» REQUIREMENTS:
Return each line of the material verbatim.

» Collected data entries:

================================

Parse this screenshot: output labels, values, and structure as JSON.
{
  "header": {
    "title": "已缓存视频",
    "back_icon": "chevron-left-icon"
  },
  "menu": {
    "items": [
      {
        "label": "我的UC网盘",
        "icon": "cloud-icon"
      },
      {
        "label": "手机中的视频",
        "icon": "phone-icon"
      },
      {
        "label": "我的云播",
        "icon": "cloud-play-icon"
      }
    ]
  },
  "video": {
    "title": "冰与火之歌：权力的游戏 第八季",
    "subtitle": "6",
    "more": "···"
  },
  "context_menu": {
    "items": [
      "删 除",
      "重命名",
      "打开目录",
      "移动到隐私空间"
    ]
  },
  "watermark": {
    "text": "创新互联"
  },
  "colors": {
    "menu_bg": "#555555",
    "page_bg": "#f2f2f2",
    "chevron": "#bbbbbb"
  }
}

================================

» RESULT OF THIS EXERCISE:
Parse this screenshot: output labels, values, and structure as JSON.
{
  "header": {
    "title": "已缓存视频",
    "back_icon": "chevron-left-icon"
  },
  "menu": {
    "items": [
      {
        "label": "我的UC网盘",
        "icon": "cloud-icon"
      },
      {
        "label": "手机中的视频",
        "icon": "phone-icon"
      },
      {
        "label": "我的云播",
        "icon": "cloud-play-icon"
      }
    ]
  },
  "video": {
    "title": "冰与火之歌：权力的游戏 第八季",
    "subtitle": "6",
    "more": "···"
  },
  "context_menu": {
    "items": [
      "删 除",
      "重命名",
      "打开目录",
      "移动到隐私空间"
    ]
  },
  "watermark": {
    "text": "创新互联"
  },
  "colors": {
    "menu_bg": "#555555",
    "page_bg": "#f2f2f2",
    "chevron": "#bbbbbb"
  }
}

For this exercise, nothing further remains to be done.